Stored records

════════

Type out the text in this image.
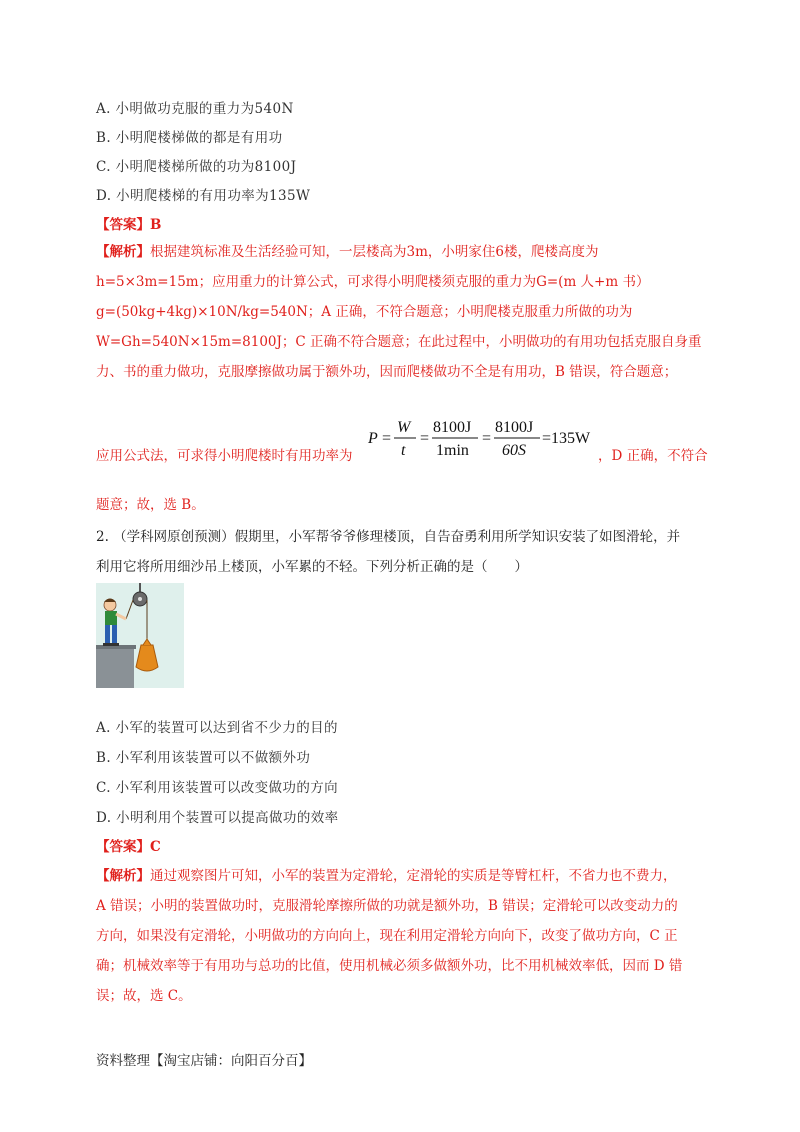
A. 小明做功克服的重力为540N
B. 小明爬楼梯做的都是有用功
C. 小明爬楼梯所做的功为8100J
D. 小明爬楼梯的有用功率为135W
【答案】B
【解析】根据建筑标准及生活经验可知，一层楼高为3m，小明家住6楼，爬楼高度为
h=5×3m=15m；应用重力的计算公式，可求得小明爬楼须克服的重力为G=(m 人+m 书）
g=(50kg+4kg)×10N/kg=540N；A 正确，不符合题意；小明爬楼克服重力所做的功为
W=Gh=540N×15m=8100J；C 正确不符合题意；在此过程中，小明做功的有用功包括克服自身重
力、书的重力做功，克服摩擦做功属于额外功，因而爬楼做功不全是有用功，B 错误，符合题意；
应用公式法，可求得小明爬楼时有用功率为
P =
W
t
=
8100J
1min
=
8100J
60S
=135W
，D 正确，不符合
题意；故，选 B。
2. （学科网原创预测）假期里，小军帮爷爷修理楼顶，自告奋勇利用所学知识安装了如图滑轮，并
利用它将所用细沙吊上楼顶，小军累的不轻。下列分析正确的是（　　）
A. 小军的装置可以达到省不少力的目的
B. 小军利用该装置可以不做额外功
C. 小军利用该装置可以改变做功的方向
D. 小明利用个装置可以提高做功的效率
【答案】C
【解析】通过观察图片可知，小军的装置为定滑轮，定滑轮的实质是等臂杠杆，不省力也不费力，
A 错误；小明的装置做功时，克服滑轮摩擦所做的功就是额外功，B 错误；定滑轮可以改变动力的
方向，如果没有定滑轮，小明做功的方向向上，现在利用定滑轮方向向下，改变了做功方向，C 正
确；机械效率等于有用功与总功的比值，使用机械必须多做额外功，比不用机械效率低，因而 D 错
误；故，选 C。
资料整理【淘宝店铺：向阳百分百】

════════

# [PROBLEM TO SOLVE]
All records above are to be printed exactly, minus the pictures they contain.

# [RESPONSE]
Type out the text in this image.
A. 小明做功克服的重力为540N
B. 小明爬楼梯做的都是有用功
C. 小明爬楼梯所做的功为8100J
D. 小明爬楼梯的有用功率为135W
【答案】B
【解析】根据建筑标准及生活经验可知，一层楼高为3m，小明家住6楼，爬楼高度为
h=5×3m=15m；应用重力的计算公式，可求得小明爬楼须克服的重力为G=(m 人+m 书）
g=(50kg+4kg)×10N/kg=540N；A 正确，不符合题意；小明爬楼克服重力所做的功为
W=Gh=540N×15m=8100J；C 正确不符合题意；在此过程中，小明做功的有用功包括克服自身重
力、书的重力做功，克服摩擦做功属于额外功，因而爬楼做功不全是有用功，B 错误，符合题意；
应用公式法，可求得小明爬楼时有用功率为
P =
W
t
=
8100J
1min
=
8100J
60S
=135W
，D 正确，不符合
题意；故，选 B。
2. （学科网原创预测）假期里，小军帮爷爷修理楼顶，自告奋勇利用所学知识安装了如图滑轮，并
利用它将所用细沙吊上楼顶，小军累的不轻。下列分析正确的是（　　）
A. 小军的装置可以达到省不少力的目的
B. 小军利用该装置可以不做额外功
C. 小军利用该装置可以改变做功的方向
D. 小明利用个装置可以提高做功的效率
【答案】C
【解析】通过观察图片可知，小军的装置为定滑轮，定滑轮的实质是等臂杠杆，不省力也不费力，
A 错误；小明的装置做功时，克服滑轮摩擦所做的功就是额外功，B 错误；定滑轮可以改变动力的
方向，如果没有定滑轮，小明做功的方向向上，现在利用定滑轮方向向下，改变了做功方向，C 正
确；机械效率等于有用功与总功的比值，使用机械必须多做额外功，比不用机械效率低，因而 D 错
误；故，选 C。
资料整理【淘宝店铺：向阳百分百】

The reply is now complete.